• **Problem to work on**:
Retype every entry in its entirety, without alteration.

• **Input records**:
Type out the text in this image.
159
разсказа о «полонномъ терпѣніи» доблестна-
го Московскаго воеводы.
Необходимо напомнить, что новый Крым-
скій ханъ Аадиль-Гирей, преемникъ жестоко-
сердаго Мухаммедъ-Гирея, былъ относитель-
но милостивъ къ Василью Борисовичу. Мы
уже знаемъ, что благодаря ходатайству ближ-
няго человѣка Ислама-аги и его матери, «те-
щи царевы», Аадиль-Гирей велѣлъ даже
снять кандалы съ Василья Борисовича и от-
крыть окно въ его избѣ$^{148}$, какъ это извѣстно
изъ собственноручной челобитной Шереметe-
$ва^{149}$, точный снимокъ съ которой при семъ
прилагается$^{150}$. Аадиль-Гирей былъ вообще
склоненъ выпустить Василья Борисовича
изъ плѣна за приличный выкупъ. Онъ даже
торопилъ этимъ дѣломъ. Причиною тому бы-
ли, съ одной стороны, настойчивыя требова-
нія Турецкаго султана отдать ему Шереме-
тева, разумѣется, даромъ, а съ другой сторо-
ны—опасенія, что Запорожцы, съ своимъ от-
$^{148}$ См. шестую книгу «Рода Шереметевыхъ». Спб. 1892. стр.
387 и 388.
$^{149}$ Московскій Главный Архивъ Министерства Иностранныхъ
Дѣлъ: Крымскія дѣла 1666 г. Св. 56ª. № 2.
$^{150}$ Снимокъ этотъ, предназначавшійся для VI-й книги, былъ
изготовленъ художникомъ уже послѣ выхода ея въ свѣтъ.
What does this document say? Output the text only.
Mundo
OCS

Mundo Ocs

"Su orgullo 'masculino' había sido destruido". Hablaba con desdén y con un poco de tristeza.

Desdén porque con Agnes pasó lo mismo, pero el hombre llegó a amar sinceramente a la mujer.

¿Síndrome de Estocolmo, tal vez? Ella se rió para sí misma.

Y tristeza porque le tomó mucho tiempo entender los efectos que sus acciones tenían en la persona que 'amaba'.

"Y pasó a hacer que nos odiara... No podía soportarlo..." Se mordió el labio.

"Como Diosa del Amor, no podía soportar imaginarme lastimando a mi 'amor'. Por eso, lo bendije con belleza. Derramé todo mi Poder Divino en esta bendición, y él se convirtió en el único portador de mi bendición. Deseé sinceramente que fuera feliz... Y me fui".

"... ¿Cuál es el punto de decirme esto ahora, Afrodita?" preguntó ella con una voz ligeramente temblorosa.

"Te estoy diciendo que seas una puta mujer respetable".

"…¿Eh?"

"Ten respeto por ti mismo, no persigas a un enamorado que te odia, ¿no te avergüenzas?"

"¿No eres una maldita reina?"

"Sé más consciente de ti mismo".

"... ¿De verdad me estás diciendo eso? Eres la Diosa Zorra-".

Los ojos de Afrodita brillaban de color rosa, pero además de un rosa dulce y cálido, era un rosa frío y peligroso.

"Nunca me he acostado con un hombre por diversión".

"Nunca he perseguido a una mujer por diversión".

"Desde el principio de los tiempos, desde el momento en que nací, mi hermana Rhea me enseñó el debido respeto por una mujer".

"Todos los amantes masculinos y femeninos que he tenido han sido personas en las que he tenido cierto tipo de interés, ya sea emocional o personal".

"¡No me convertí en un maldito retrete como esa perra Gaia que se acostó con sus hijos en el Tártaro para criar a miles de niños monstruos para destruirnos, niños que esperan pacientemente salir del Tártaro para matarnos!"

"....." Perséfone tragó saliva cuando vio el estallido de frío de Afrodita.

• **Output below**:
Type out the text in this image.
159
разсказа о «полонномъ терпѣніи» доблестна-
го Московскаго воеводы.
Необходимо напомнить, что новый Крым-
скій ханъ Аадиль-Гирей, преемникъ жестоко-
сердаго Мухаммедъ-Гирея, былъ относитель-
но милостивъ къ Василью Борисовичу. Мы
уже знаемъ, что благодаря ходатайству ближ-
няго человѣка Ислама-аги и его матери, «те-
щи царевы», Аадиль-Гирей велѣлъ даже
снять кандалы съ Василья Борисовича и от-
крыть окно въ его избѣ$^{148}$, какъ это извѣстно
изъ собственноручной челобитной Шереметe-
$ва^{149}$, точный снимокъ съ которой при семъ
прилагается$^{150}$. Аадиль-Гирей былъ вообще
склоненъ выпустить Василья Борисовича
изъ плѣна за приличный выкупъ. Онъ даже
торопилъ этимъ дѣломъ. Причиною тому бы-
ли, съ одной стороны, настойчивыя требова-
нія Турецкаго султана отдать ему Шереме-
тева, разумѣется, даромъ, а съ другой сторо-
ны—опасенія, что Запорожцы, съ своимъ от-
$^{148}$ См. шестую книгу «Рода Шереметевыхъ». Спб. 1892. стр.
387 и 388.
$^{149}$ Московскій Главный Архивъ Министерства Иностранныхъ
Дѣлъ: Крымскія дѣла 1666 г. Св. 56ª. № 2.
$^{150}$ Снимокъ этотъ, предназначавшійся для VI-й книги, былъ
изготовленъ художникомъ уже послѣ выхода ея въ свѣтъ.
What does this document say? Output the text only.
Mundo
OCS

Mundo Ocs

"Su orgullo 'masculino' había sido destruido". Hablaba con desdén y con un poco de tristeza.

Desdén porque con Agnes pasó lo mismo, pero el hombre llegó a amar sinceramente a la mujer.

¿Síndrome de Estocolmo, tal vez? Ella se rió para sí misma.

Y tristeza porque le tomó mucho tiempo entender los efectos que sus acciones tenían en la persona que 'amaba'.

"Y pasó a hacer que nos odiara... No podía soportarlo..." Se mordió el labio.

"Como Diosa del Amor, no podía soportar imaginarme lastimando a mi 'amor'. Por eso, lo bendije con belleza. Derramé todo mi Poder Divino en esta bendición, y él se convirtió en el único portador de mi bendición. Deseé sinceramente que fuera feliz... Y me fui".

"... ¿Cuál es el punto de decirme esto ahora, Afrodita?" preguntó ella con una voz ligeramente temblorosa.

"Te estoy diciendo que seas una puta mujer respetable".

"…¿Eh?"

"Ten respeto por ti mismo, no persigas a un enamorado que te odia, ¿no te avergüenzas?"

"¿No eres una maldita reina?"

"Sé más consciente de ti mismo".

"... ¿De verdad me estás diciendo eso? Eres la Diosa Zorra-".

Los ojos de Afrodita brillaban de color rosa, pero además de un rosa dulce y cálido, era un rosa frío y peligroso.

"Nunca me he acostado con un hombre por diversión".

"Nunca he perseguido a una mujer por diversión".

"Desde el principio de los tiempos, desde el momento en que nací, mi hermana Rhea me enseñó el debido respeto por una mujer".

"Todos los amantes masculinos y femeninos que he tenido han sido personas en las que he tenido cierto tipo de interés, ya sea emocional o personal".

"¡No me convertí en un maldito retrete como esa perra Gaia que se acostó con sus hijos en el Tártaro para criar a miles de niños monstruos para destruirnos, niños que esperan pacientemente salir del Tártaro para matarnos!"

"....." Perséfone tragó saliva cuando vio el estallido de frío de Afrodita.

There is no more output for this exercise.